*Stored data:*

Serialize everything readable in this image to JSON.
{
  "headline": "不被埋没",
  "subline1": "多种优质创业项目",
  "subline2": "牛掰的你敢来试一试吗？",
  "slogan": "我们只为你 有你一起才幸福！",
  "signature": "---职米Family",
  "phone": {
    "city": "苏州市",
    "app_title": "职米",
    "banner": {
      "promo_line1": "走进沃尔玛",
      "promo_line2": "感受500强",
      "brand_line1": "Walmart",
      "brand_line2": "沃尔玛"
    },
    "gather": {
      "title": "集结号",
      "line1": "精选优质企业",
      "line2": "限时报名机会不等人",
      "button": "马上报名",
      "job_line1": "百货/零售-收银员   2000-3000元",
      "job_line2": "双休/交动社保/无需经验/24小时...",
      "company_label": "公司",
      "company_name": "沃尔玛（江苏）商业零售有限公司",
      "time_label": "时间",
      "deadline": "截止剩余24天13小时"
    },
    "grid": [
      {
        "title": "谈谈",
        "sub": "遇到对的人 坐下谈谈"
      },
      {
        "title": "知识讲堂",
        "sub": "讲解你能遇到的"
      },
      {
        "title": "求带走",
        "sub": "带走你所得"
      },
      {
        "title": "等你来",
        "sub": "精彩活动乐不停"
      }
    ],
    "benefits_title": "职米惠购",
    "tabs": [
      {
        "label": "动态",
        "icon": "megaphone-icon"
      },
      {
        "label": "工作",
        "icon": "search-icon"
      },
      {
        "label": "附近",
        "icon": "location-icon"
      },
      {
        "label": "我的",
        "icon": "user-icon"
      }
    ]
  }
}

*EXERCISE DESCRIPTION:*
Quote each line of the listing above exactly.

*ANSWER TO THIS TASK:*
Serialize everything readable in this image to JSON.
{
  "headline": "不被埋没",
  "subline1": "多种优质创业项目",
  "subline2": "牛掰的你敢来试一试吗？",
  "slogan": "我们只为你 有你一起才幸福！",
  "signature": "---职米Family",
  "phone": {
    "city": "苏州市",
    "app_title": "职米",
    "banner": {
      "promo_line1": "走进沃尔玛",
      "promo_line2": "感受500强",
      "brand_line1": "Walmart",
      "brand_line2": "沃尔玛"
    },
    "gather": {
      "title": "集结号",
      "line1": "精选优质企业",
      "line2": "限时报名机会不等人",
      "button": "马上报名",
      "job_line1": "百货/零售-收银员   2000-3000元",
      "job_line2": "双休/交动社保/无需经验/24小时...",
      "company_label": "公司",
      "company_name": "沃尔玛（江苏）商业零售有限公司",
      "time_label": "时间",
      "deadline": "截止剩余24天13小时"
    },
    "grid": [
      {
        "title": "谈谈",
        "sub": "遇到对的人 坐下谈谈"
      },
      {
        "title": "知识讲堂",
        "sub": "讲解你能遇到的"
      },
      {
        "title": "求带走",
        "sub": "带走你所得"
      },
      {
        "title": "等你来",
        "sub": "精彩活动乐不停"
      }
    ],
    "benefits_title": "职米惠购",
    "tabs": [
      {
        "label": "动态",
        "icon": "megaphone-icon"
      },
      {
        "label": "工作",
        "icon": "search-icon"
      },
      {
        "label": "附近",
        "icon": "location-icon"
      },
      {
        "label": "我的",
        "icon": "user-icon"
      }
    ]
  }
}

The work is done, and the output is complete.